:: Provided records ::
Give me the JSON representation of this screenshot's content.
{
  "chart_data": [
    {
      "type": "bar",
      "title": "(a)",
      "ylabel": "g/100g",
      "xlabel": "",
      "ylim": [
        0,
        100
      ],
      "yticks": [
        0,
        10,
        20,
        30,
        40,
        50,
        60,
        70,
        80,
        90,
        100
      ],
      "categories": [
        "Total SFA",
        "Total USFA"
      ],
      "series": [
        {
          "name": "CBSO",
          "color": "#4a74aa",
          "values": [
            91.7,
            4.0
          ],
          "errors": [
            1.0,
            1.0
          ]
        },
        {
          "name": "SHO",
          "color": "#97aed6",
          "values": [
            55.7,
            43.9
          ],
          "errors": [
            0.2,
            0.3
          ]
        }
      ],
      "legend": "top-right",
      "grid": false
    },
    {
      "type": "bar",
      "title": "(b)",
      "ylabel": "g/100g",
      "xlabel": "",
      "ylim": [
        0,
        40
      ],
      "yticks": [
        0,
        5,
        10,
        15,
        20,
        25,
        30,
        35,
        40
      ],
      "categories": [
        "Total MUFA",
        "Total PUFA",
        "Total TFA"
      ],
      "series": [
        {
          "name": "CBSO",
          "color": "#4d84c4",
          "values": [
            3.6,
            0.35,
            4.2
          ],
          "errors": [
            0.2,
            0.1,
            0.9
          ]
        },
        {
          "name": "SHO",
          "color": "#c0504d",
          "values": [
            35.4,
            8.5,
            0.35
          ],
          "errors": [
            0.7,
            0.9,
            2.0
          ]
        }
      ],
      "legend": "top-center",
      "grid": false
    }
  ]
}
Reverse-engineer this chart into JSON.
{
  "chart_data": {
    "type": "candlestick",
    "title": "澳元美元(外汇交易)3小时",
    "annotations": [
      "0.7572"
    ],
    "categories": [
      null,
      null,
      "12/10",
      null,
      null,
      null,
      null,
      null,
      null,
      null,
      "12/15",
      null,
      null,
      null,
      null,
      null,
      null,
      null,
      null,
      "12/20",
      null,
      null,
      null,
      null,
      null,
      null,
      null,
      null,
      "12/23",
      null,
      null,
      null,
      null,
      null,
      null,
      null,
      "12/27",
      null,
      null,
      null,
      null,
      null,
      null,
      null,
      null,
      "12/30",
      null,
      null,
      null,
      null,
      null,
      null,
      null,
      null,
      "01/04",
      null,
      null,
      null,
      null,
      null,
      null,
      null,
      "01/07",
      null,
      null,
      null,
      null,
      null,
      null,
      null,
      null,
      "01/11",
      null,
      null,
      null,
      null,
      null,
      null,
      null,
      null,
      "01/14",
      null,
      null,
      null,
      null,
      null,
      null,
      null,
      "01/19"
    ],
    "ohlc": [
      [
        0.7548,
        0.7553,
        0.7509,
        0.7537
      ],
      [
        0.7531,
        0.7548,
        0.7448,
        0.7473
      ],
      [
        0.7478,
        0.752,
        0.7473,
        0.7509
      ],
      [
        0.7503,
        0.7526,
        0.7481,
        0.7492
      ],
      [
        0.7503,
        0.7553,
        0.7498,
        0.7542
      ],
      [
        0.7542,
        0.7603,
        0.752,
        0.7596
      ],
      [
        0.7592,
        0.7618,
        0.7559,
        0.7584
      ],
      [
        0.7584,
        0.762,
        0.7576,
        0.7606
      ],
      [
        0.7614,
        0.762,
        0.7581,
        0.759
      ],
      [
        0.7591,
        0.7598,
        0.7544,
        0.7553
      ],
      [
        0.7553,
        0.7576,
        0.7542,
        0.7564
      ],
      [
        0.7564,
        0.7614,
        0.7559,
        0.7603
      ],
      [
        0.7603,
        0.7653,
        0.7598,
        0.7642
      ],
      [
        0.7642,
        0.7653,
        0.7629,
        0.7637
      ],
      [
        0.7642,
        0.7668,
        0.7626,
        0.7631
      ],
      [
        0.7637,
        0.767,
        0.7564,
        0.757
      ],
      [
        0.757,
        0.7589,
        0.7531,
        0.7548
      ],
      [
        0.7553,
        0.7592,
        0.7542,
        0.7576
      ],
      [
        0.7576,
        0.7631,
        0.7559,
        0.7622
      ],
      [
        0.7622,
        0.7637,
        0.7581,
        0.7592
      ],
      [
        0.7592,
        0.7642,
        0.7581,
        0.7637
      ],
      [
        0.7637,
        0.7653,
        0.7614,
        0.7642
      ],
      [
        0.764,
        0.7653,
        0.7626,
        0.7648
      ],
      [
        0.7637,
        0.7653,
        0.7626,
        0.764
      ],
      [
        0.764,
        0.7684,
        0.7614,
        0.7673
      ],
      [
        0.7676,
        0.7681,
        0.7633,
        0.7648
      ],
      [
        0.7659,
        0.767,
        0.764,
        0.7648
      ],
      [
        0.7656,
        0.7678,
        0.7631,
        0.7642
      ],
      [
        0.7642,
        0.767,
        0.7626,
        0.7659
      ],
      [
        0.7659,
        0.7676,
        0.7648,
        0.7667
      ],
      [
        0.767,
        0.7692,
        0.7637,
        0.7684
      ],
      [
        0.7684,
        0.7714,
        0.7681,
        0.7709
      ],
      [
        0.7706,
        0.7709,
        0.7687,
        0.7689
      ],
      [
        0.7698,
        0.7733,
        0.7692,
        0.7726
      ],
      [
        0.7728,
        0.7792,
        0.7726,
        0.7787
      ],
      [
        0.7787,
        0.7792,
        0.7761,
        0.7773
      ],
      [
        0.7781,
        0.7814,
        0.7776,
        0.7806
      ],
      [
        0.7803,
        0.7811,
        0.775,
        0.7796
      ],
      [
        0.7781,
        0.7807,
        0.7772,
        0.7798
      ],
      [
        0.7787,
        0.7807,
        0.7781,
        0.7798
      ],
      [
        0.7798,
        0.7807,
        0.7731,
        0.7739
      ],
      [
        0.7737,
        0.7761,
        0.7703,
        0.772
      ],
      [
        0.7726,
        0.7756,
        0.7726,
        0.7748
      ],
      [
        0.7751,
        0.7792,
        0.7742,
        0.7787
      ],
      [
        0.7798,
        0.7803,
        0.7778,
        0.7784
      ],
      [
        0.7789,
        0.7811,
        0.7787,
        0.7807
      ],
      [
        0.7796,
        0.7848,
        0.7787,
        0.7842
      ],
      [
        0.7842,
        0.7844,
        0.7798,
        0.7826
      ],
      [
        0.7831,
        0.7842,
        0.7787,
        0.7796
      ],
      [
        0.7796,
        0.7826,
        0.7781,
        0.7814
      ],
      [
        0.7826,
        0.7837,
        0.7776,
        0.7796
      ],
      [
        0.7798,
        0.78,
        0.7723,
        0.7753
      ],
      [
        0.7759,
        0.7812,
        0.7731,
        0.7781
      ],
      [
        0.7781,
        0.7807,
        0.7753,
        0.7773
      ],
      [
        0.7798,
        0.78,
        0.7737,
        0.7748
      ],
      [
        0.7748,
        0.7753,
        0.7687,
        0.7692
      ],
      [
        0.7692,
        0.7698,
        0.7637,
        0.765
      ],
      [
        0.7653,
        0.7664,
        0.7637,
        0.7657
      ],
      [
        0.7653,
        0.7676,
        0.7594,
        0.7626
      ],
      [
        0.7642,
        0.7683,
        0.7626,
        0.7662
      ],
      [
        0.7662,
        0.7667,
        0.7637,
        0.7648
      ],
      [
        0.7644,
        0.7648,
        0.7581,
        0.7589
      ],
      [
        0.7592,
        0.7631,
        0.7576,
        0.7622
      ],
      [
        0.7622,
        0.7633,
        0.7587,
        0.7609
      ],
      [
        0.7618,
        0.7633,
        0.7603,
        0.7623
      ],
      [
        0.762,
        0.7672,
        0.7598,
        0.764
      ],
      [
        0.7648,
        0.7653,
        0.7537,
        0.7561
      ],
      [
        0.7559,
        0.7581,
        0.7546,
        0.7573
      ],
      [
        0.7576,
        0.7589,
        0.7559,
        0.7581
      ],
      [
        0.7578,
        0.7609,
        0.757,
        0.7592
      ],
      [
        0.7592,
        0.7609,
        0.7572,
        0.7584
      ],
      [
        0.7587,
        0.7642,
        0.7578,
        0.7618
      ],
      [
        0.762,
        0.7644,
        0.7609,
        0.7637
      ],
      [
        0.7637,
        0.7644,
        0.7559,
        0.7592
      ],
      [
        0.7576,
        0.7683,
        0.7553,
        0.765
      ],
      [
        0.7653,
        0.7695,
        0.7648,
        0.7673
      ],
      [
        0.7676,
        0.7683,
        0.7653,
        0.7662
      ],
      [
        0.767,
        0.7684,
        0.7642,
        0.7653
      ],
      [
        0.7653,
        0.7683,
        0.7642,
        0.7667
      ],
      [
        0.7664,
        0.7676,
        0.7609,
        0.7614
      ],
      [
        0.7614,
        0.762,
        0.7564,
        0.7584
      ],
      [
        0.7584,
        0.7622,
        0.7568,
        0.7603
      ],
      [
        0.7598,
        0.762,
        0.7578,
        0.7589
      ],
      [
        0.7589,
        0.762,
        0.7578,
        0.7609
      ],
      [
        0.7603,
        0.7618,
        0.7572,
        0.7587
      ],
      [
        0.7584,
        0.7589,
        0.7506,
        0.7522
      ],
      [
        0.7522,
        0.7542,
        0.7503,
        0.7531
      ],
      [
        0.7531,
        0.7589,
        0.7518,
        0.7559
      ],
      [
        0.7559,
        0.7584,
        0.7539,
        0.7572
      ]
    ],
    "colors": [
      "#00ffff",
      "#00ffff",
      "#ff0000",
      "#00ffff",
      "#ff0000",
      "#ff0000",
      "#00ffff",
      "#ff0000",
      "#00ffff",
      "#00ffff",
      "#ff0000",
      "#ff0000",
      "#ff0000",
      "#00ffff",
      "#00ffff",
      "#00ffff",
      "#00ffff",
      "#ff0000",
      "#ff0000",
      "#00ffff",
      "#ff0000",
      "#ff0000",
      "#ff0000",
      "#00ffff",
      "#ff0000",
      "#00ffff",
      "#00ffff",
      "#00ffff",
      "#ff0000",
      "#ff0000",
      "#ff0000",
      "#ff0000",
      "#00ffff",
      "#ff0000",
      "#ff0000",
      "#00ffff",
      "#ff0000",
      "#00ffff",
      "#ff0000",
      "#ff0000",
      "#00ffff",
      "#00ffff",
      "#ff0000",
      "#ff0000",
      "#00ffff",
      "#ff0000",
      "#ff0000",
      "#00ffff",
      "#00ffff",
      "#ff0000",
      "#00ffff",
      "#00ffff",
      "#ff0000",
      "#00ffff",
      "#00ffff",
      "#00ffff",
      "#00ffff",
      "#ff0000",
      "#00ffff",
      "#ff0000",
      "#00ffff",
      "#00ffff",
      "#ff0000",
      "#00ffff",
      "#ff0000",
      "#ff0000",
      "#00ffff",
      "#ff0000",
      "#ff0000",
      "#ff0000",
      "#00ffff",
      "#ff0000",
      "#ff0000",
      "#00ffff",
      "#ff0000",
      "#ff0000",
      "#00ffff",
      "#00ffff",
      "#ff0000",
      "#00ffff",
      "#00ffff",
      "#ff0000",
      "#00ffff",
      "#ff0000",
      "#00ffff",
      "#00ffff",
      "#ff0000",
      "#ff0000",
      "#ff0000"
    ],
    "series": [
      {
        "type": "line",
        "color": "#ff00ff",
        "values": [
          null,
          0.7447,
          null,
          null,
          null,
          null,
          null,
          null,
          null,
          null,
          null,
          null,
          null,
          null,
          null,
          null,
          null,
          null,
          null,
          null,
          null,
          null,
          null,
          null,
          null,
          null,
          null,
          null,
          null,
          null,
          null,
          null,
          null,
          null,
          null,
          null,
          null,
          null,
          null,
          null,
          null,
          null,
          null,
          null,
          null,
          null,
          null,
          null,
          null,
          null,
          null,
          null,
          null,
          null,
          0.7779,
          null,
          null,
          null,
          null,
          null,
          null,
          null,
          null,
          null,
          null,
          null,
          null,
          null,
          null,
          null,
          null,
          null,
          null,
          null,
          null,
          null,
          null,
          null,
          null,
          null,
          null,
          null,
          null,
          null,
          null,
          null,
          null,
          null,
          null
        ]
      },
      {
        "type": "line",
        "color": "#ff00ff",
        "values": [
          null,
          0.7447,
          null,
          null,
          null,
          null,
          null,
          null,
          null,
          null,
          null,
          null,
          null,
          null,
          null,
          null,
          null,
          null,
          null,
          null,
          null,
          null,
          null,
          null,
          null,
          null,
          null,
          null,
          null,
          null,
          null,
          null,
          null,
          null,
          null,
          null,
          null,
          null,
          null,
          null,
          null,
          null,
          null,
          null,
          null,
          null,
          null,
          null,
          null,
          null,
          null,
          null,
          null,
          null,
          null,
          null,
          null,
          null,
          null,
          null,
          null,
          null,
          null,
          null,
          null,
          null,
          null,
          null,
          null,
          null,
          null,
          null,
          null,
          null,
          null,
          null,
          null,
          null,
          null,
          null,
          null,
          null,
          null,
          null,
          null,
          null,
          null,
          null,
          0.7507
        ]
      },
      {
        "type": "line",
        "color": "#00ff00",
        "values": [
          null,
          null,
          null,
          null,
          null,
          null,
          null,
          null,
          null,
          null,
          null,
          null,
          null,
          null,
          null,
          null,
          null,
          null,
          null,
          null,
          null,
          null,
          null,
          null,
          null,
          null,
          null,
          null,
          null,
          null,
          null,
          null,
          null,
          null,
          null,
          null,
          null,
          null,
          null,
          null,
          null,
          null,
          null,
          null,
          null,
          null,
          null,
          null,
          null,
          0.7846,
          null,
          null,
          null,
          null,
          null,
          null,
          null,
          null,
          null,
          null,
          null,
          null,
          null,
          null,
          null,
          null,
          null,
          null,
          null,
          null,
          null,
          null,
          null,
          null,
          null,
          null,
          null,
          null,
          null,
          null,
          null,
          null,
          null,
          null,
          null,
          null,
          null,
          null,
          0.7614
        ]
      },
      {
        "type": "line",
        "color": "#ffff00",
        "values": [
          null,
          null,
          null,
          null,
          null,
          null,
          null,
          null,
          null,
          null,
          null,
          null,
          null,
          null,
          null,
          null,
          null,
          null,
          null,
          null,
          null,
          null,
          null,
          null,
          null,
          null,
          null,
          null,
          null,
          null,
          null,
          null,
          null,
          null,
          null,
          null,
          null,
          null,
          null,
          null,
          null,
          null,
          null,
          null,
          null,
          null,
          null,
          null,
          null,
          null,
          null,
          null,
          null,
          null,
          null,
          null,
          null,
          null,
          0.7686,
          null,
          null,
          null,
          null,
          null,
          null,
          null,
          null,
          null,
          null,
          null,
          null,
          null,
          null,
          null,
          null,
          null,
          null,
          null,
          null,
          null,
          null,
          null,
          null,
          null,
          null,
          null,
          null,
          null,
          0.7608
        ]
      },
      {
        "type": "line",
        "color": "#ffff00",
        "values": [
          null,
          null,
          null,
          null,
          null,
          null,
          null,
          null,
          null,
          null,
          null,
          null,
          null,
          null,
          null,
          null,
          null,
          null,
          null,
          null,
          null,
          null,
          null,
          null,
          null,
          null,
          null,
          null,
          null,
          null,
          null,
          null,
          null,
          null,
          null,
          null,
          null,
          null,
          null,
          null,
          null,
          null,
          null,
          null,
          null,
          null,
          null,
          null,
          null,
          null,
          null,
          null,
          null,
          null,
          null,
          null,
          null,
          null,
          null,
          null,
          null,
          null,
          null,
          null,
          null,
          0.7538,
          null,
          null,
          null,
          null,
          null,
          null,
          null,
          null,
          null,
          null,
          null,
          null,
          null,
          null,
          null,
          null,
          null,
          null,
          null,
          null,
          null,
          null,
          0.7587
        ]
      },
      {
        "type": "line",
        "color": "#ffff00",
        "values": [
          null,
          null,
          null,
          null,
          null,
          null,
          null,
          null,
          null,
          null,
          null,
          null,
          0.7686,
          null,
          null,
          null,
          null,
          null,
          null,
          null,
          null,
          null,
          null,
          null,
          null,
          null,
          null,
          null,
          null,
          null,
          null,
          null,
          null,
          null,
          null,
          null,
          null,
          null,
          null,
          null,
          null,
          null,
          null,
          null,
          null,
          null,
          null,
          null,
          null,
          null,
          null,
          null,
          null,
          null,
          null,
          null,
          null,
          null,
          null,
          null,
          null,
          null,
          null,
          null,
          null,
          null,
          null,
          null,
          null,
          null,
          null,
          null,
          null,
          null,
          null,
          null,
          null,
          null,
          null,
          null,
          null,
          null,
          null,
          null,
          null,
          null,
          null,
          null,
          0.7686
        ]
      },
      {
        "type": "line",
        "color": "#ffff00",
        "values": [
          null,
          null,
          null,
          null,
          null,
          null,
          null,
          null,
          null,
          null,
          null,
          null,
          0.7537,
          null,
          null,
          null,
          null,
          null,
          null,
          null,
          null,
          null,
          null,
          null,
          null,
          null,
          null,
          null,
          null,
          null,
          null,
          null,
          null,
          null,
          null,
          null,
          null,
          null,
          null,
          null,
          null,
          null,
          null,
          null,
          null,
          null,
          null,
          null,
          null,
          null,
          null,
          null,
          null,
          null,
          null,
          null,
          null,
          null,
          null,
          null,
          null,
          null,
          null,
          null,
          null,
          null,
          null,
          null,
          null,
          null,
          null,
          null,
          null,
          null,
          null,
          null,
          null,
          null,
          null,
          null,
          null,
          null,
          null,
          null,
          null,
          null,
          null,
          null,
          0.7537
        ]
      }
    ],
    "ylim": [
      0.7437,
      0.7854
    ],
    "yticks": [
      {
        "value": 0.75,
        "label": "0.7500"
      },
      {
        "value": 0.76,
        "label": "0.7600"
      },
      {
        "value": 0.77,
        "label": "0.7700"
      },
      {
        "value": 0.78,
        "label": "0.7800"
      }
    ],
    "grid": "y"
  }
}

:: Written request ::
Copy out each line of the listing that holds "this".

:: Solved exercise ::
Give me the JSON representation of this screenshot's content.
Reverse-engineer this chart into JSON.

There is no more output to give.